Collected data
-=-=-

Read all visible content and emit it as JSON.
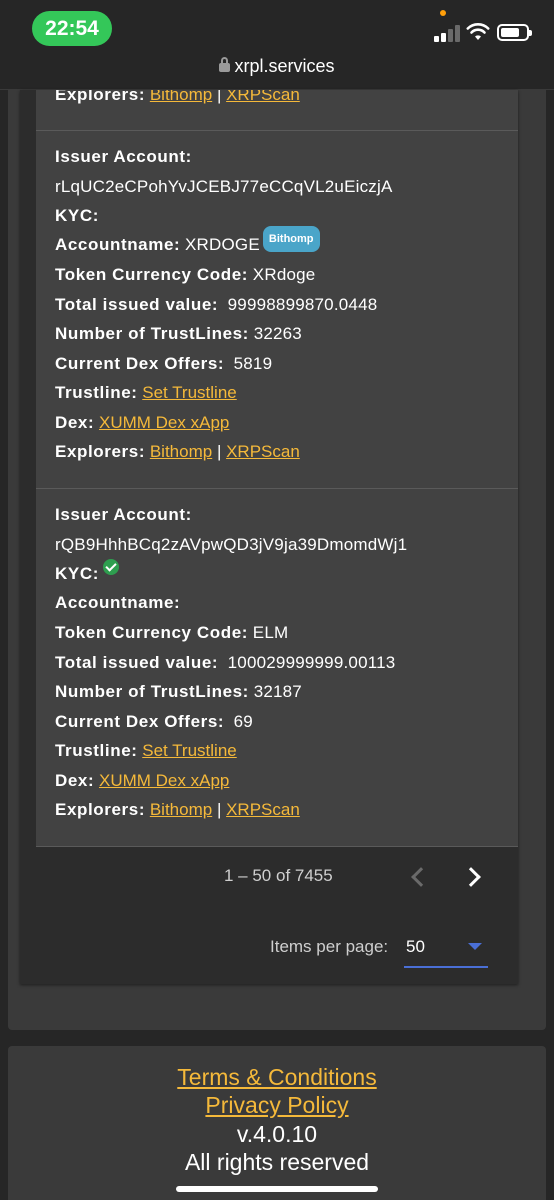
{
  "status_bar": {
    "time": "22:54"
  },
  "browser": {
    "url": "xrpl.services"
  },
  "labels": {
    "issuer_account": "Issuer Account:",
    "kyc": "KYC:",
    "accountname": "Accountname:",
    "token_currency_code": "Token Currency Code:",
    "total_issued_value": "Total issued value:",
    "number_of_trustlines": "Number of TrustLines:",
    "current_dex_offers": "Current Dex Offers:",
    "trustline": "Trustline:",
    "dex": "Dex:",
    "explorers": "Explorers:",
    "explorer_separator": "|"
  },
  "links": {
    "set_trustline": "Set Trustline",
    "xumm_dex": "XUMM Dex xApp",
    "bithomp": "Bithomp",
    "xrpscan": "XRPScan"
  },
  "tokens": [
    {
      "issuer_account": "rLqUC2eCPohYvJCEBJ77eCCqVL2uEiczjA",
      "kyc_verified": false,
      "accountname": "XRDOGE",
      "accountname_badge": "Bithomp",
      "currency_code": "XRdoge",
      "total_issued_value": "99998899870.0448",
      "trustlines": "32263",
      "dex_offers": "5819"
    },
    {
      "issuer_account": "rQB9HhhBCq2zAVpwQD3jV9ja39DmomdWj1",
      "kyc_verified": true,
      "accountname": "",
      "currency_code": "ELM",
      "total_issued_value": "100029999999.00113",
      "trustlines": "32187",
      "dex_offers": "69"
    }
  ],
  "paginator": {
    "range": "1 – 50 of 7455",
    "items_per_page_label": "Items per page:",
    "items_per_page_value": "50"
  },
  "footer": {
    "terms": "Terms & Conditions",
    "privacy": "Privacy Policy",
    "version": "v.4.0.10",
    "rights": "All rights reserved"
  },
  "colors": {
    "accent_link": "#f5b93a",
    "status_pill": "#34c759",
    "badge": "#4aa5c9",
    "kyc_check": "#2e9e4f",
    "select_underline": "#4a6fd6"
  },
  "icons": [
    "lock-icon",
    "signal-icon",
    "wifi-icon",
    "battery-icon",
    "check-circle-icon",
    "chevron-left-icon",
    "chevron-right-icon",
    "dropdown-arrow-icon"
  ]
}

-=-=-

* _The exercise_: Write out the material above once more, exactly as it reads, with no pictures.

* _Solution to the problem_:
Read all visible content and emit it as JSON.
{
  "status_bar": {
    "time": "22:54"
  },
  "browser": {
    "url": "xrpl.services"
  },
  "labels": {
    "issuer_account": "Issuer Account:",
    "kyc": "KYC:",
    "accountname": "Accountname:",
    "token_currency_code": "Token Currency Code:",
    "total_issued_value": "Total issued value:",
    "number_of_trustlines": "Number of TrustLines:",
    "current_dex_offers": "Current Dex Offers:",
    "trustline": "Trustline:",
    "dex": "Dex:",
    "explorers": "Explorers:",
    "explorer_separator": "|"
  },
  "links": {
    "set_trustline": "Set Trustline",
    "xumm_dex": "XUMM Dex xApp",
    "bithomp": "Bithomp",
    "xrpscan": "XRPScan"
  },
  "tokens": [
    {
      "issuer_account": "rLqUC2eCPohYvJCEBJ77eCCqVL2uEiczjA",
      "kyc_verified": false,
      "accountname": "XRDOGE",
      "accountname_badge": "Bithomp",
      "currency_code": "XRdoge",
      "total_issued_value": "99998899870.0448",
      "trustlines": "32263",
      "dex_offers": "5819"
    },
    {
      "issuer_account": "rQB9HhhBCq2zAVpwQD3jV9ja39DmomdWj1",
      "kyc_verified": true,
      "accountname": "",
      "currency_code": "ELM",
      "total_issued_value": "100029999999.00113",
      "trustlines": "32187",
      "dex_offers": "69"
    }
  ],
  "paginator": {
    "range": "1 – 50 of 7455",
    "items_per_page_label": "Items per page:",
    "items_per_page_value": "50"
  },
  "footer": {
    "terms": "Terms & Conditions",
    "privacy": "Privacy Policy",
    "version": "v.4.0.10",
    "rights": "All rights reserved"
  },
  "colors": {
    "accent_link": "#f5b93a",
    "status_pill": "#34c759",
    "badge": "#4aa5c9",
    "kyc_check": "#2e9e4f",
    "select_underline": "#4a6fd6"
  },
  "icons": [
    "lock-icon",
    "signal-icon",
    "wifi-icon",
    "battery-icon",
    "check-circle-icon",
    "chevron-left-icon",
    "chevron-right-icon",
    "dropdown-arrow-icon"
  ]
}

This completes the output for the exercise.